* **GIVEN REQUEST**: Restate, word for word, every line of the data.
------------
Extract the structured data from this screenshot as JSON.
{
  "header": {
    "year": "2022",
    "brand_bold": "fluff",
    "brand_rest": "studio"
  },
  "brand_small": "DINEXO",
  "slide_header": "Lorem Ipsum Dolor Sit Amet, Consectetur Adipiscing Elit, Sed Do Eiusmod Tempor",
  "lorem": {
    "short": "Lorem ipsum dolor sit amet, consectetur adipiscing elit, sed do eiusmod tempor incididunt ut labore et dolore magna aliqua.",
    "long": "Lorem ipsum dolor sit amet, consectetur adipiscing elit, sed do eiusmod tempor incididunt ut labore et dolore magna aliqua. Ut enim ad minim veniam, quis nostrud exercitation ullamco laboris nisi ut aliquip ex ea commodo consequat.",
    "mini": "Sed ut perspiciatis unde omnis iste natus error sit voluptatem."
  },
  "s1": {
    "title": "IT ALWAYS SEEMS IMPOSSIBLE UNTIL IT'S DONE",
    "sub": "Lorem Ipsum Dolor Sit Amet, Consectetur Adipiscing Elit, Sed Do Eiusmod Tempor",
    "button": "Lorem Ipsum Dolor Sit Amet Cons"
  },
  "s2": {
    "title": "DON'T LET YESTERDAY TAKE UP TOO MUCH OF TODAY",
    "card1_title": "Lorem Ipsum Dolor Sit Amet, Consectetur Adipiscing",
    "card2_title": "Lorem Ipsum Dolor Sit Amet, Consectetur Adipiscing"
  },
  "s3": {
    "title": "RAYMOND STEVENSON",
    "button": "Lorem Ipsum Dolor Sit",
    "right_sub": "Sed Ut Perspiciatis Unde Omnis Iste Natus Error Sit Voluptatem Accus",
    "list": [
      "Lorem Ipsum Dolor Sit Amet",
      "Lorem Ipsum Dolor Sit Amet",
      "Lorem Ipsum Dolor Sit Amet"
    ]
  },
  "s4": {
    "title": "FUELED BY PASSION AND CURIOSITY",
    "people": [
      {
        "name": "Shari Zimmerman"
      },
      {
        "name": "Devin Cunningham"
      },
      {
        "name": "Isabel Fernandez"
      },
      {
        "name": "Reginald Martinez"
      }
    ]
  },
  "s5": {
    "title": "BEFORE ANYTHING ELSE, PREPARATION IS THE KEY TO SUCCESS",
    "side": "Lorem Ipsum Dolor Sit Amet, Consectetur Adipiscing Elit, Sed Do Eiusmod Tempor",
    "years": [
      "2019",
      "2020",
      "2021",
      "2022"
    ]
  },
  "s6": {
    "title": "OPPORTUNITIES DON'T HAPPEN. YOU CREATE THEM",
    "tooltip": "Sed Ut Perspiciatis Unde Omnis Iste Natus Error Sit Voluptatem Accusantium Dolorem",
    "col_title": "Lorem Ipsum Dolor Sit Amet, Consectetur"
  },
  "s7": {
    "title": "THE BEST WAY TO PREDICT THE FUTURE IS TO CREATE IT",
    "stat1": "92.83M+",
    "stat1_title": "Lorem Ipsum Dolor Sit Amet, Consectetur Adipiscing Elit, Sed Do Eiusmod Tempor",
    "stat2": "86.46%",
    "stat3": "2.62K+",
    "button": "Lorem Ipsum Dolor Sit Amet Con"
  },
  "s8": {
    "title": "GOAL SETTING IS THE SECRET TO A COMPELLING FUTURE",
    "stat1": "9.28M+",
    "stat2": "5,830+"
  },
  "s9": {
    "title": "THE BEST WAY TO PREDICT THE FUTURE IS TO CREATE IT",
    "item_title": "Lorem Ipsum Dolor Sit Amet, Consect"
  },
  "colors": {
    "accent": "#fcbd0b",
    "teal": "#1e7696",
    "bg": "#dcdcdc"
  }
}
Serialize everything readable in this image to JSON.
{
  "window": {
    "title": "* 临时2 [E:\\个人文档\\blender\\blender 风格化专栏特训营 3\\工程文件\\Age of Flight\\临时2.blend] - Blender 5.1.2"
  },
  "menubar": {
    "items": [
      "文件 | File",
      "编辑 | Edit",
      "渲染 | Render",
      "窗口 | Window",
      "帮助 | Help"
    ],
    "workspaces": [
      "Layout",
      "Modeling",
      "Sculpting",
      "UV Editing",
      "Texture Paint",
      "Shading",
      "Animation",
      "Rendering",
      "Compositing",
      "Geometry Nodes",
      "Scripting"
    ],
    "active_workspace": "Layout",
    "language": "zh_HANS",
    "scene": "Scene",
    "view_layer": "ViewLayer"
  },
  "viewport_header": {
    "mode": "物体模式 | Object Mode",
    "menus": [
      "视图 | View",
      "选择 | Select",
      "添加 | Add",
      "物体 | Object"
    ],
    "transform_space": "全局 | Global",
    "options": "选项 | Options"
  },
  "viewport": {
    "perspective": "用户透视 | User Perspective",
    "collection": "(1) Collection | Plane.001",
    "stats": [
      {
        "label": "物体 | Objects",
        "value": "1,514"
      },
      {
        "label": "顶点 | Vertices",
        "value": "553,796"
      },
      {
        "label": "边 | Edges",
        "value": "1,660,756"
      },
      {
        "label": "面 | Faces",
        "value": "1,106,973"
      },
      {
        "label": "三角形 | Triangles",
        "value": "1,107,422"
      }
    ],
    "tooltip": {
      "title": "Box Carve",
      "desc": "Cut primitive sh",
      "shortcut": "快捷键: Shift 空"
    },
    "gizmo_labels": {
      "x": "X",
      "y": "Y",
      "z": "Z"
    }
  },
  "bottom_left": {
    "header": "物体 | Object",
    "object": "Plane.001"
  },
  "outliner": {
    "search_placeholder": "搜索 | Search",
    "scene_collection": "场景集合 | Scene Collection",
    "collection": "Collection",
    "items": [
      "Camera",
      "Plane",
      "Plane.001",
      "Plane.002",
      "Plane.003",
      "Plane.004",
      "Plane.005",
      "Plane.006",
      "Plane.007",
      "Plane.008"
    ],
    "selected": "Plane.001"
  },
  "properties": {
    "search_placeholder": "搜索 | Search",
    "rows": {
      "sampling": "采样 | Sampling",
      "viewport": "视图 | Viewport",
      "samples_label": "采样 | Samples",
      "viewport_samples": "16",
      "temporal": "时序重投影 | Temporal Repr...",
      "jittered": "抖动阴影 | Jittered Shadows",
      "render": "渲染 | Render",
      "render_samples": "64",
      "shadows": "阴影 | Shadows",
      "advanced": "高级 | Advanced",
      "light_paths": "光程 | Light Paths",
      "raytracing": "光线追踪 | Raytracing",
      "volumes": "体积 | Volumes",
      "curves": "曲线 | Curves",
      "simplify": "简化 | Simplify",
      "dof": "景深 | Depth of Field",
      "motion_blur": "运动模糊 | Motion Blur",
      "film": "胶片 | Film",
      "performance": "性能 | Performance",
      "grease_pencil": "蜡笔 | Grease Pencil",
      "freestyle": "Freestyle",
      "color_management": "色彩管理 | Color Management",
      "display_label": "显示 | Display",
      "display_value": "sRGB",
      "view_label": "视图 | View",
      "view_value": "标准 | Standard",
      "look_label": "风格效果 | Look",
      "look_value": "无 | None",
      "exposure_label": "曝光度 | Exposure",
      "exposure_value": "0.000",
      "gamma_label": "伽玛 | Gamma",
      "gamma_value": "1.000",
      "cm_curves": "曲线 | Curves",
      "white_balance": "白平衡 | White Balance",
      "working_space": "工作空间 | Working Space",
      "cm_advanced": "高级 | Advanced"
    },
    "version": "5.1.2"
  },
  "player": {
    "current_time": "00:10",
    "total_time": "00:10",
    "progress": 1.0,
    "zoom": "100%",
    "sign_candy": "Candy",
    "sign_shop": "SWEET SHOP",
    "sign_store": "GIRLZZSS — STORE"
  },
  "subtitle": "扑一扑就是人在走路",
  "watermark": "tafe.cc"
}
------------
* **RESULT OF THIS EXERCISE**:
Extract the structured data from this screenshot as JSON.
{
  "header": {
    "year": "2022",
    "brand_bold": "fluff",
    "brand_rest": "studio"
  },
  "brand_small": "DINEXO",
  "slide_header": "Lorem Ipsum Dolor Sit Amet, Consectetur Adipiscing Elit, Sed Do Eiusmod Tempor",
  "lorem": {
    "short": "Lorem ipsum dolor sit amet, consectetur adipiscing elit, sed do eiusmod tempor incididunt ut labore et dolore magna aliqua.",
    "long": "Lorem ipsum dolor sit amet, consectetur adipiscing elit, sed do eiusmod tempor incididunt ut labore et dolore magna aliqua. Ut enim ad minim veniam, quis nostrud exercitation ullamco laboris nisi ut aliquip ex ea commodo consequat.",
    "mini": "Sed ut perspiciatis unde omnis iste natus error sit voluptatem."
  },
  "s1": {
    "title": "IT ALWAYS SEEMS IMPOSSIBLE UNTIL IT'S DONE",
    "sub": "Lorem Ipsum Dolor Sit Amet, Consectetur Adipiscing Elit, Sed Do Eiusmod Tempor",
    "button": "Lorem Ipsum Dolor Sit Amet Cons"
  },
  "s2": {
    "title": "DON'T LET YESTERDAY TAKE UP TOO MUCH OF TODAY",
    "card1_title": "Lorem Ipsum Dolor Sit Amet, Consectetur Adipiscing",
    "card2_title": "Lorem Ipsum Dolor Sit Amet, Consectetur Adipiscing"
  },
  "s3": {
    "title": "RAYMOND STEVENSON",
    "button": "Lorem Ipsum Dolor Sit",
    "right_sub": "Sed Ut Perspiciatis Unde Omnis Iste Natus Error Sit Voluptatem Accus",
    "list": [
      "Lorem Ipsum Dolor Sit Amet",
      "Lorem Ipsum Dolor Sit Amet",
      "Lorem Ipsum Dolor Sit Amet"
    ]
  },
  "s4": {
    "title": "FUELED BY PASSION AND CURIOSITY",
    "people": [
      {
        "name": "Shari Zimmerman"
      },
      {
        "name": "Devin Cunningham"
      },
      {
        "name": "Isabel Fernandez"
      },
      {
        "name": "Reginald Martinez"
      }
    ]
  },
  "s5": {
    "title": "BEFORE ANYTHING ELSE, PREPARATION IS THE KEY TO SUCCESS",
    "side": "Lorem Ipsum Dolor Sit Amet, Consectetur Adipiscing Elit, Sed Do Eiusmod Tempor",
    "years": [
      "2019",
      "2020",
      "2021",
      "2022"
    ]
  },
  "s6": {
    "title": "OPPORTUNITIES DON'T HAPPEN. YOU CREATE THEM",
    "tooltip": "Sed Ut Perspiciatis Unde Omnis Iste Natus Error Sit Voluptatem Accusantium Dolorem",
    "col_title": "Lorem Ipsum Dolor Sit Amet, Consectetur"
  },
  "s7": {
    "title": "THE BEST WAY TO PREDICT THE FUTURE IS TO CREATE IT",
    "stat1": "92.83M+",
    "stat1_title": "Lorem Ipsum Dolor Sit Amet, Consectetur Adipiscing Elit, Sed Do Eiusmod Tempor",
    "stat2": "86.46%",
    "stat3": "2.62K+",
    "button": "Lorem Ipsum Dolor Sit Amet Con"
  },
  "s8": {
    "title": "GOAL SETTING IS THE SECRET TO A COMPELLING FUTURE",
    "stat1": "9.28M+",
    "stat2": "5,830+"
  },
  "s9": {
    "title": "THE BEST WAY TO PREDICT THE FUTURE IS TO CREATE IT",
    "item_title": "Lorem Ipsum Dolor Sit Amet, Consect"
  },
  "colors": {
    "accent": "#fcbd0b",
    "teal": "#1e7696",
    "bg": "#dcdcdc"
  }
}
Serialize everything readable in this image to JSON.
{
  "window": {
    "title": "* 临时2 [E:\\个人文档\\blender\\blender 风格化专栏特训营 3\\工程文件\\Age of Flight\\临时2.blend] - Blender 5.1.2"
  },
  "menubar": {
    "items": [
      "文件 | File",
      "编辑 | Edit",
      "渲染 | Render",
      "窗口 | Window",
      "帮助 | Help"
    ],
    "workspaces": [
      "Layout",
      "Modeling",
      "Sculpting",
      "UV Editing",
      "Texture Paint",
      "Shading",
      "Animation",
      "Rendering",
      "Compositing",
      "Geometry Nodes",
      "Scripting"
    ],
    "active_workspace": "Layout",
    "language": "zh_HANS",
    "scene": "Scene",
    "view_layer": "ViewLayer"
  },
  "viewport_header": {
    "mode": "物体模式 | Object Mode",
    "menus": [
      "视图 | View",
      "选择 | Select",
      "添加 | Add",
      "物体 | Object"
    ],
    "transform_space": "全局 | Global",
    "options": "选项 | Options"
  },
  "viewport": {
    "perspective": "用户透视 | User Perspective",
    "collection": "(1) Collection | Plane.001",
    "stats": [
      {
        "label": "物体 | Objects",
        "value": "1,514"
      },
      {
        "label": "顶点 | Vertices",
        "value": "553,796"
      },
      {
        "label": "边 | Edges",
        "value": "1,660,756"
      },
      {
        "label": "面 | Faces",
        "value": "1,106,973"
      },
      {
        "label": "三角形 | Triangles",
        "value": "1,107,422"
      }
    ],
    "tooltip": {
      "title": "Box Carve",
      "desc": "Cut primitive sh",
      "shortcut": "快捷键: Shift 空"
    },
    "gizmo_labels": {
      "x": "X",
      "y": "Y",
      "z": "Z"
    }
  },
  "bottom_left": {
    "header": "物体 | Object",
    "object": "Plane.001"
  },
  "outliner": {
    "search_placeholder": "搜索 | Search",
    "scene_collection": "场景集合 | Scene Collection",
    "collection": "Collection",
    "items": [
      "Camera",
      "Plane",
      "Plane.001",
      "Plane.002",
      "Plane.003",
      "Plane.004",
      "Plane.005",
      "Plane.006",
      "Plane.007",
      "Plane.008"
    ],
    "selected": "Plane.001"
  },
  "properties": {
    "search_placeholder": "搜索 | Search",
    "rows": {
      "sampling": "采样 | Sampling",
      "viewport": "视图 | Viewport",
      "samples_label": "采样 | Samples",
      "viewport_samples": "16",
      "temporal": "时序重投影 | Temporal Repr...",
      "jittered": "抖动阴影 | Jittered Shadows",
      "render": "渲染 | Render",
      "render_samples": "64",
      "shadows": "阴影 | Shadows",
      "advanced": "高级 | Advanced",
      "light_paths": "光程 | Light Paths",
      "raytracing": "光线追踪 | Raytracing",
      "volumes": "体积 | Volumes",
      "curves": "曲线 | Curves",
      "simplify": "简化 | Simplify",
      "dof": "景深 | Depth of Field",
      "motion_blur": "运动模糊 | Motion Blur",
      "film": "胶片 | Film",
      "performance": "性能 | Performance",
      "grease_pencil": "蜡笔 | Grease Pencil",
      "freestyle": "Freestyle",
      "color_management": "色彩管理 | Color Management",
      "display_label": "显示 | Display",
      "display_value": "sRGB",
      "view_label": "视图 | View",
      "view_value": "标准 | Standard",
      "look_label": "风格效果 | Look",
      "look_value": "无 | None",
      "exposure_label": "曝光度 | Exposure",
      "exposure_value": "0.000",
      "gamma_label": "伽玛 | Gamma",
      "gamma_value": "1.000",
      "cm_curves": "曲线 | Curves",
      "white_balance": "白平衡 | White Balance",
      "working_space": "工作空间 | Working Space",
      "cm_advanced": "高级 | Advanced"
    },
    "version": "5.1.2"
  },
  "player": {
    "current_time": "00:10",
    "total_time": "00:10",
    "progress": 1.0,
    "zoom": "100%",
    "sign_candy": "Candy",
    "sign_shop": "SWEET SHOP",
    "sign_store": "GIRLZZSS — STORE"
  },
  "subtitle": "扑一扑就是人在走路",
  "watermark": "tafe.cc"
}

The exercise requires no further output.